Written problem:
Transcribe every line of the listing below without any deviation.

Data:

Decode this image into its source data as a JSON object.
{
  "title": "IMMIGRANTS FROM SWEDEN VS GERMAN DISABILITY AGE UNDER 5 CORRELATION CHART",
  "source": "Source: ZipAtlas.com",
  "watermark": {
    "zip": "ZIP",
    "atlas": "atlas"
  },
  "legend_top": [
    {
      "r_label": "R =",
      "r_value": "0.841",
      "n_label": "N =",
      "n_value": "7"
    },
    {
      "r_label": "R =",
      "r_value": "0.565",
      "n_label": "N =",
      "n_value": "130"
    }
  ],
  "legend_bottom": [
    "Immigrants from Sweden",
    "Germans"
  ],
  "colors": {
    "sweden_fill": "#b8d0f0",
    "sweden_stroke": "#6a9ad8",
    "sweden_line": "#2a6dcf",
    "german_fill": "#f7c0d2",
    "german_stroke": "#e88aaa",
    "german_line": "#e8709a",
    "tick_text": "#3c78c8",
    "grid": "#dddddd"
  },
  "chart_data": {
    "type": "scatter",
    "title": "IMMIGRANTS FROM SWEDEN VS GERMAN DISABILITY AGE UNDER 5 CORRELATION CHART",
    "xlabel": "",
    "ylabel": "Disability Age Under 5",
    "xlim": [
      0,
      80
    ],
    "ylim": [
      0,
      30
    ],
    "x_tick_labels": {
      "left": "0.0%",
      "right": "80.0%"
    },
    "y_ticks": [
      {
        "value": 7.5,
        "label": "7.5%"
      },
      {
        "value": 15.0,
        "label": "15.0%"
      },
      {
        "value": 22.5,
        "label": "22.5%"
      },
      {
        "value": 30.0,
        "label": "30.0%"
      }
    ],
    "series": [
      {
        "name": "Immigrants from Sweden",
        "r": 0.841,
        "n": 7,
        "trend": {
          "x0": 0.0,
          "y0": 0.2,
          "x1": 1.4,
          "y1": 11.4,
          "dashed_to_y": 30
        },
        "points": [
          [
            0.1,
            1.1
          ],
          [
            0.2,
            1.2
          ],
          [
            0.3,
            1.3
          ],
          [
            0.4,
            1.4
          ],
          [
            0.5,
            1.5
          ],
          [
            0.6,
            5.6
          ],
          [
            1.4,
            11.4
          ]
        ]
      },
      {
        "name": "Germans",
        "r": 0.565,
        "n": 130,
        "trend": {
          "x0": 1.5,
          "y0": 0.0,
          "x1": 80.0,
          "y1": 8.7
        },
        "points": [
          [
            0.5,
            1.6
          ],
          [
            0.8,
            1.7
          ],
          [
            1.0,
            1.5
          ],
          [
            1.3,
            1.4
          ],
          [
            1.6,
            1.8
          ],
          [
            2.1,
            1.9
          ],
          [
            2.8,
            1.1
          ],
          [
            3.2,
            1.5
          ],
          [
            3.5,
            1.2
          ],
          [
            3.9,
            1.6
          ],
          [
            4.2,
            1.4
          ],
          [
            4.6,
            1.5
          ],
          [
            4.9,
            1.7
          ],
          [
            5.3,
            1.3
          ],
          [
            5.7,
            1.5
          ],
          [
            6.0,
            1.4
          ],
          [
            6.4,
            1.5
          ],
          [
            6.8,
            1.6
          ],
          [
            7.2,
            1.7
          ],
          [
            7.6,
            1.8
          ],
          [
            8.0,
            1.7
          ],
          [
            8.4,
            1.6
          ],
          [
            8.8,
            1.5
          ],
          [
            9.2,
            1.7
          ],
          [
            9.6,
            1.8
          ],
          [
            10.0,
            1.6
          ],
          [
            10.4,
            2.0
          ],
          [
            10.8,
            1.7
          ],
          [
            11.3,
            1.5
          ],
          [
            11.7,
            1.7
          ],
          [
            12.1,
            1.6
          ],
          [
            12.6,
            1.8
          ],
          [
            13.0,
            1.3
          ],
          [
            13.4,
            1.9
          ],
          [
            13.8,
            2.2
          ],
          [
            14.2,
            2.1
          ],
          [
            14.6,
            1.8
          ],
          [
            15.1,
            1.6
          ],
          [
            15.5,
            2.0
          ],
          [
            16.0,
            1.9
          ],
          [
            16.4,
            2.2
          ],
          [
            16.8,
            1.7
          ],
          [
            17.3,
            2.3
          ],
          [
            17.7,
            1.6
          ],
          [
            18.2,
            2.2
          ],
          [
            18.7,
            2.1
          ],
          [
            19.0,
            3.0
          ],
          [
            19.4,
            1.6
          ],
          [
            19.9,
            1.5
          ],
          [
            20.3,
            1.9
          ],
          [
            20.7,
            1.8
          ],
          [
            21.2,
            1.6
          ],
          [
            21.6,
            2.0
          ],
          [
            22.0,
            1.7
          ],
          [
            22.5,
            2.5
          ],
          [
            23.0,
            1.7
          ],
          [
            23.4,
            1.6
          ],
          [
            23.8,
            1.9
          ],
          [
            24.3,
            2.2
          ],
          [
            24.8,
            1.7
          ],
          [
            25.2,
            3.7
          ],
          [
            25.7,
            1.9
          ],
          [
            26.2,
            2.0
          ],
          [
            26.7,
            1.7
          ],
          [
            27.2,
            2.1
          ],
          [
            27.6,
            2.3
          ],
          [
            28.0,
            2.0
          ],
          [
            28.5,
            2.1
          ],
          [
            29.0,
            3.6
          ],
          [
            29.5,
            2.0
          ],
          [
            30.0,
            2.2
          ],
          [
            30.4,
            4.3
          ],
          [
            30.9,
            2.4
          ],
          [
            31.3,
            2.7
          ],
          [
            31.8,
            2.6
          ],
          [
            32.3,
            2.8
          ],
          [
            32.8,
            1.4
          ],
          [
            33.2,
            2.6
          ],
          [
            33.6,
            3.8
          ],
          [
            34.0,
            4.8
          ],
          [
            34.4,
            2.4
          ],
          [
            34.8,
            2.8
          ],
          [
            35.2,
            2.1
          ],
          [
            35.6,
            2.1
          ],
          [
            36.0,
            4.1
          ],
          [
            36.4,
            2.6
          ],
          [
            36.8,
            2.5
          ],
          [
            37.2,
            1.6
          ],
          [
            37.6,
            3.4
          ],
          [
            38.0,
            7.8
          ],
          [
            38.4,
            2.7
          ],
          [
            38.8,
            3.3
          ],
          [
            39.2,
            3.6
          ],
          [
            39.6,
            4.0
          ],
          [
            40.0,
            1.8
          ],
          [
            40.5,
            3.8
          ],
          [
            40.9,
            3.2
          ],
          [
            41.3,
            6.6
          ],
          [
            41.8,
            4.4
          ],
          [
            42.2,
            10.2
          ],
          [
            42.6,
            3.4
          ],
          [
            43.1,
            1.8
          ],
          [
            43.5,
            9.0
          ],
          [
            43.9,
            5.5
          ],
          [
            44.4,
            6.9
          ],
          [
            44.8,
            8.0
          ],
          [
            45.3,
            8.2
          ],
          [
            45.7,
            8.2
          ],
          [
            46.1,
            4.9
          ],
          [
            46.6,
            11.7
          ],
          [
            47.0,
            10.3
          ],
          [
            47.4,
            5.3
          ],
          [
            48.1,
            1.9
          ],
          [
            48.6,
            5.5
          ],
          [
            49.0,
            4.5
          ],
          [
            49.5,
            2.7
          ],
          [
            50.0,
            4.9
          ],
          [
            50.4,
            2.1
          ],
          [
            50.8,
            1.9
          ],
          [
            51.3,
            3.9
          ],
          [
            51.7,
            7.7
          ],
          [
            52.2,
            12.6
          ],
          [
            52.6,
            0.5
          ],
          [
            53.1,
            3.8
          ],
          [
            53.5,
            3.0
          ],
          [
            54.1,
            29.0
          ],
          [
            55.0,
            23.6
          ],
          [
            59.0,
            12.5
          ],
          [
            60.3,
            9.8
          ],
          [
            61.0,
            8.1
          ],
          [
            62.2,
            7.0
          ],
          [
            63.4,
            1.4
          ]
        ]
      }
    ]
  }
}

Complete answer:
Decode this image into its source data as a JSON object.
{
  "title": "IMMIGRANTS FROM SWEDEN VS GERMAN DISABILITY AGE UNDER 5 CORRELATION CHART",
  "source": "Source: ZipAtlas.com",
  "watermark": {
    "zip": "ZIP",
    "atlas": "atlas"
  },
  "legend_top": [
    {
      "r_label": "R =",
      "r_value": "0.841",
      "n_label": "N =",
      "n_value": "7"
    },
    {
      "r_label": "R =",
      "r_value": "0.565",
      "n_label": "N =",
      "n_value": "130"
    }
  ],
  "legend_bottom": [
    "Immigrants from Sweden",
    "Germans"
  ],
  "colors": {
    "sweden_fill": "#b8d0f0",
    "sweden_stroke": "#6a9ad8",
    "sweden_line": "#2a6dcf",
    "german_fill": "#f7c0d2",
    "german_stroke": "#e88aaa",
    "german_line": "#e8709a",
    "tick_text": "#3c78c8",
    "grid": "#dddddd"
  },
  "chart_data": {
    "type": "scatter",
    "title": "IMMIGRANTS FROM SWEDEN VS GERMAN DISABILITY AGE UNDER 5 CORRELATION CHART",
    "xlabel": "",
    "ylabel": "Disability Age Under 5",
    "xlim": [
      0,
      80
    ],
    "ylim": [
      0,
      30
    ],
    "x_tick_labels": {
      "left": "0.0%",
      "right": "80.0%"
    },
    "y_ticks": [
      {
        "value": 7.5,
        "label": "7.5%"
      },
      {
        "value": 15.0,
        "label": "15.0%"
      },
      {
        "value": 22.5,
        "label": "22.5%"
      },
      {
        "value": 30.0,
        "label": "30.0%"
      }
    ],
    "series": [
      {
        "name": "Immigrants from Sweden",
        "r": 0.841,
        "n": 7,
        "trend": {
          "x0": 0.0,
          "y0": 0.2,
          "x1": 1.4,
          "y1": 11.4,
          "dashed_to_y": 30
        },
        "points": [
          [
            0.1,
            1.1
          ],
          [
            0.2,
            1.2
          ],
          [
            0.3,
            1.3
          ],
          [
            0.4,
            1.4
          ],
          [
            0.5,
            1.5
          ],
          [
            0.6,
            5.6
          ],
          [
            1.4,
            11.4
          ]
        ]
      },
      {
        "name": "Germans",
        "r": 0.565,
        "n": 130,
        "trend": {
          "x0": 1.5,
          "y0": 0.0,
          "x1": 80.0,
          "y1": 8.7
        },
        "points": [
          [
            0.5,
            1.6
          ],
          [
            0.8,
            1.7
          ],
          [
            1.0,
            1.5
          ],
          [
            1.3,
            1.4
          ],
          [
            1.6,
            1.8
          ],
          [
            2.1,
            1.9
          ],
          [
            2.8,
            1.1
          ],
          [
            3.2,
            1.5
          ],
          [
            3.5,
            1.2
          ],
          [
            3.9,
            1.6
          ],
          [
            4.2,
            1.4
          ],
          [
            4.6,
            1.5
          ],
          [
            4.9,
            1.7
          ],
          [
            5.3,
            1.3
          ],
          [
            5.7,
            1.5
          ],
          [
            6.0,
            1.4
          ],
          [
            6.4,
            1.5
          ],
          [
            6.8,
            1.6
          ],
          [
            7.2,
            1.7
          ],
          [
            7.6,
            1.8
          ],
          [
            8.0,
            1.7
          ],
          [
            8.4,
            1.6
          ],
          [
            8.8,
            1.5
          ],
          [
            9.2,
            1.7
          ],
          [
            9.6,
            1.8
          ],
          [
            10.0,
            1.6
          ],
          [
            10.4,
            2.0
          ],
          [
            10.8,
            1.7
          ],
          [
            11.3,
            1.5
          ],
          [
            11.7,
            1.7
          ],
          [
            12.1,
            1.6
          ],
          [
            12.6,
            1.8
          ],
          [
            13.0,
            1.3
          ],
          [
            13.4,
            1.9
          ],
          [
            13.8,
            2.2
          ],
          [
            14.2,
            2.1
          ],
          [
            14.6,
            1.8
          ],
          [
            15.1,
            1.6
          ],
          [
            15.5,
            2.0
          ],
          [
            16.0,
            1.9
          ],
          [
            16.4,
            2.2
          ],
          [
            16.8,
            1.7
          ],
          [
            17.3,
            2.3
          ],
          [
            17.7,
            1.6
          ],
          [
            18.2,
            2.2
          ],
          [
            18.7,
            2.1
          ],
          [
            19.0,
            3.0
          ],
          [
            19.4,
            1.6
          ],
          [
            19.9,
            1.5
          ],
          [
            20.3,
            1.9
          ],
          [
            20.7,
            1.8
          ],
          [
            21.2,
            1.6
          ],
          [
            21.6,
            2.0
          ],
          [
            22.0,
            1.7
          ],
          [
            22.5,
            2.5
          ],
          [
            23.0,
            1.7
          ],
          [
            23.4,
            1.6
          ],
          [
            23.8,
            1.9
          ],
          [
            24.3,
            2.2
          ],
          [
            24.8,
            1.7
          ],
          [
            25.2,
            3.7
          ],
          [
            25.7,
            1.9
          ],
          [
            26.2,
            2.0
          ],
          [
            26.7,
            1.7
          ],
          [
            27.2,
            2.1
          ],
          [
            27.6,
            2.3
          ],
          [
            28.0,
            2.0
          ],
          [
            28.5,
            2.1
          ],
          [
            29.0,
            3.6
          ],
          [
            29.5,
            2.0
          ],
          [
            30.0,
            2.2
          ],
          [
            30.4,
            4.3
          ],
          [
            30.9,
            2.4
          ],
          [
            31.3,
            2.7
          ],
          [
            31.8,
            2.6
          ],
          [
            32.3,
            2.8
          ],
          [
            32.8,
            1.4
          ],
          [
            33.2,
            2.6
          ],
          [
            33.6,
            3.8
          ],
          [
            34.0,
            4.8
          ],
          [
            34.4,
            2.4
          ],
          [
            34.8,
            2.8
          ],
          [
            35.2,
            2.1
          ],
          [
            35.6,
            2.1
          ],
          [
            36.0,
            4.1
          ],
          [
            36.4,
            2.6
          ],
          [
            36.8,
            2.5
          ],
          [
            37.2,
            1.6
          ],
          [
            37.6,
            3.4
          ],
          [
            38.0,
            7.8
          ],
          [
            38.4,
            2.7
          ],
          [
            38.8,
            3.3
          ],
          [
            39.2,
            3.6
          ],
          [
            39.6,
            4.0
          ],
          [
            40.0,
            1.8
          ],
          [
            40.5,
            3.8
          ],
          [
            40.9,
            3.2
          ],
          [
            41.3,
            6.6
          ],
          [
            41.8,
            4.4
          ],
          [
            42.2,
            10.2
          ],
          [
            42.6,
            3.4
          ],
          [
            43.1,
            1.8
          ],
          [
            43.5,
            9.0
          ],
          [
            43.9,
            5.5
          ],
          [
            44.4,
            6.9
          ],
          [
            44.8,
            8.0
          ],
          [
            45.3,
            8.2
          ],
          [
            45.7,
            8.2
          ],
          [
            46.1,
            4.9
          ],
          [
            46.6,
            11.7
          ],
          [
            47.0,
            10.3
          ],
          [
            47.4,
            5.3
          ],
          [
            48.1,
            1.9
          ],
          [
            48.6,
            5.5
          ],
          [
            49.0,
            4.5
          ],
          [
            49.5,
            2.7
          ],
          [
            50.0,
            4.9
          ],
          [
            50.4,
            2.1
          ],
          [
            50.8,
            1.9
          ],
          [
            51.3,
            3.9
          ],
          [
            51.7,
            7.7
          ],
          [
            52.2,
            12.6
          ],
          [
            52.6,
            0.5
          ],
          [
            53.1,
            3.8
          ],
          [
            53.5,
            3.0
          ],
          [
            54.1,
            29.0
          ],
          [
            55.0,
            23.6
          ],
          [
            59.0,
            12.5
          ],
          [
            60.3,
            9.8
          ],
          [
            61.0,
            8.1
          ],
          [
            62.2,
            7.0
          ],
          [
            63.4,
            1.4
          ]
        ]
      }
    ]
  }
}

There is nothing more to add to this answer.